** DIRECTION **
Make an exact copy of all the entries below, with the pictures left out.
## begin DATA SHOWN
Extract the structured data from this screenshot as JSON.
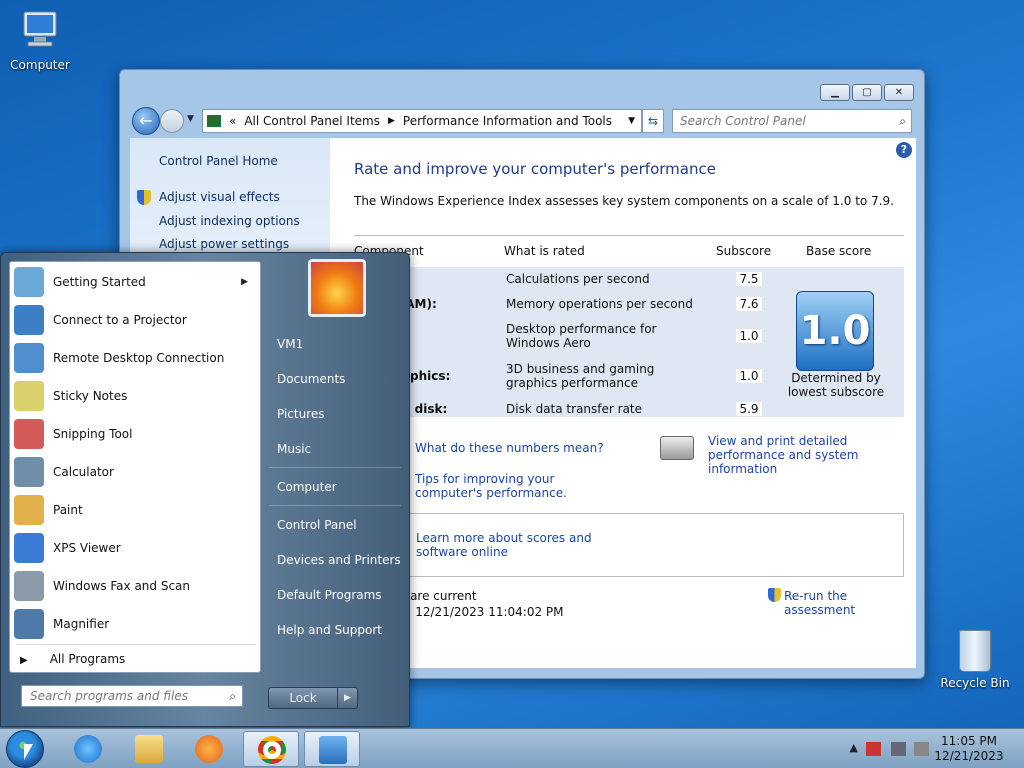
{
  "desktop": {
    "computer_label": "Computer",
    "recycle_label": "Recycle Bin"
  },
  "window": {
    "breadcrumb_prefix": "«",
    "breadcrumb_1": "All Control Panel Items",
    "breadcrumb_2": "Performance Information and Tools",
    "search_placeholder": "Search Control Panel",
    "left_links": {
      "home": "Control Panel Home",
      "visual": "Adjust visual effects",
      "indexing": "Adjust indexing options",
      "power": "Adjust power settings"
    },
    "title": "Rate and improve your computer's performance",
    "intro": "The Windows Experience Index assesses key system components on a scale of 1.0 to 7.9.",
    "headers": {
      "component": "Component",
      "what": "What is rated",
      "subscore": "Subscore",
      "base": "Base score"
    },
    "rows": [
      {
        "component": ":",
        "what": "Calculations per second",
        "sub": "7.5"
      },
      {
        "component": "RAM):",
        "what": "Memory operations per second",
        "sub": "7.6"
      },
      {
        "component": "",
        "what": "Desktop performance for Windows Aero",
        "sub": "1.0"
      },
      {
        "component": "raphics:",
        "what": "3D business and gaming graphics performance",
        "sub": "1.0"
      },
      {
        "component": "rd disk:",
        "what": "Disk data transfer rate",
        "sub": "5.9"
      }
    ],
    "base_score": "1.0",
    "base_caption": "Determined by lowest subscore",
    "links": {
      "numbers": "What do these numbers mean?",
      "tips": "Tips for improving your computer's performance.",
      "print": "View and print detailed performance and system information",
      "learn": "Learn more about scores and software online"
    },
    "status_1": "s are current",
    "status_2": "e: 12/21/2023 11:04:02 PM",
    "rerun": "Re-run the assessment"
  },
  "start_menu": {
    "programs": [
      {
        "label": "Getting Started",
        "color": "#6aa8d8",
        "has_arrow": true
      },
      {
        "label": "Connect to a Projector",
        "color": "#3c7fc4"
      },
      {
        "label": "Remote Desktop Connection",
        "color": "#4f8fcf"
      },
      {
        "label": "Sticky Notes",
        "color": "#d9d26b"
      },
      {
        "label": "Snipping Tool",
        "color": "#d55b5b"
      },
      {
        "label": "Calculator",
        "color": "#6f8fa8"
      },
      {
        "label": "Paint",
        "color": "#e2b14c"
      },
      {
        "label": "XPS Viewer",
        "color": "#3a7bd5"
      },
      {
        "label": "Windows Fax and Scan",
        "color": "#8a9aa8"
      },
      {
        "label": "Magnifier",
        "color": "#4d7aa8"
      }
    ],
    "all_programs": "All Programs",
    "search_placeholder": "Search programs and files",
    "right_links": {
      "user": "VM1",
      "documents": "Documents",
      "pictures": "Pictures",
      "music": "Music",
      "computer": "Computer",
      "control_panel": "Control Panel",
      "devices": "Devices and Printers",
      "defaults": "Default Programs",
      "help": "Help and Support"
    },
    "lock_label": "Lock"
  },
  "taskbar": {
    "time": "11:05 PM",
    "date": "12/21/2023",
    "tray_arrow": "▲"
  }
}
## end DATA SHOWN
** WORKED SOLUTION **
Extract the structured data from this screenshot as JSON.
{
  "desktop": {
    "computer_label": "Computer",
    "recycle_label": "Recycle Bin"
  },
  "window": {
    "breadcrumb_prefix": "«",
    "breadcrumb_1": "All Control Panel Items",
    "breadcrumb_2": "Performance Information and Tools",
    "search_placeholder": "Search Control Panel",
    "left_links": {
      "home": "Control Panel Home",
      "visual": "Adjust visual effects",
      "indexing": "Adjust indexing options",
      "power": "Adjust power settings"
    },
    "title": "Rate and improve your computer's performance",
    "intro": "The Windows Experience Index assesses key system components on a scale of 1.0 to 7.9.",
    "headers": {
      "component": "Component",
      "what": "What is rated",
      "subscore": "Subscore",
      "base": "Base score"
    },
    "rows": [
      {
        "component": ":",
        "what": "Calculations per second",
        "sub": "7.5"
      },
      {
        "component": "RAM):",
        "what": "Memory operations per second",
        "sub": "7.6"
      },
      {
        "component": "",
        "what": "Desktop performance for Windows Aero",
        "sub": "1.0"
      },
      {
        "component": "raphics:",
        "what": "3D business and gaming graphics performance",
        "sub": "1.0"
      },
      {
        "component": "rd disk:",
        "what": "Disk data transfer rate",
        "sub": "5.9"
      }
    ],
    "base_score": "1.0",
    "base_caption": "Determined by lowest subscore",
    "links": {
      "numbers": "What do these numbers mean?",
      "tips": "Tips for improving your computer's performance.",
      "print": "View and print detailed performance and system information",
      "learn": "Learn more about scores and software online"
    },
    "status_1": "s are current",
    "status_2": "e: 12/21/2023 11:04:02 PM",
    "rerun": "Re-run the assessment"
  },
  "start_menu": {
    "programs": [
      {
        "label": "Getting Started",
        "color": "#6aa8d8",
        "has_arrow": true
      },
      {
        "label": "Connect to a Projector",
        "color": "#3c7fc4"
      },
      {
        "label": "Remote Desktop Connection",
        "color": "#4f8fcf"
      },
      {
        "label": "Sticky Notes",
        "color": "#d9d26b"
      },
      {
        "label": "Snipping Tool",
        "color": "#d55b5b"
      },
      {
        "label": "Calculator",
        "color": "#6f8fa8"
      },
      {
        "label": "Paint",
        "color": "#e2b14c"
      },
      {
        "label": "XPS Viewer",
        "color": "#3a7bd5"
      },
      {
        "label": "Windows Fax and Scan",
        "color": "#8a9aa8"
      },
      {
        "label": "Magnifier",
        "color": "#4d7aa8"
      }
    ],
    "all_programs": "All Programs",
    "search_placeholder": "Search programs and files",
    "right_links": {
      "user": "VM1",
      "documents": "Documents",
      "pictures": "Pictures",
      "music": "Music",
      "computer": "Computer",
      "control_panel": "Control Panel",
      "devices": "Devices and Printers",
      "defaults": "Default Programs",
      "help": "Help and Support"
    },
    "lock_label": "Lock"
  },
  "taskbar": {
    "time": "11:05 PM",
    "date": "12/21/2023",
    "tray_arrow": "▲"
  }
}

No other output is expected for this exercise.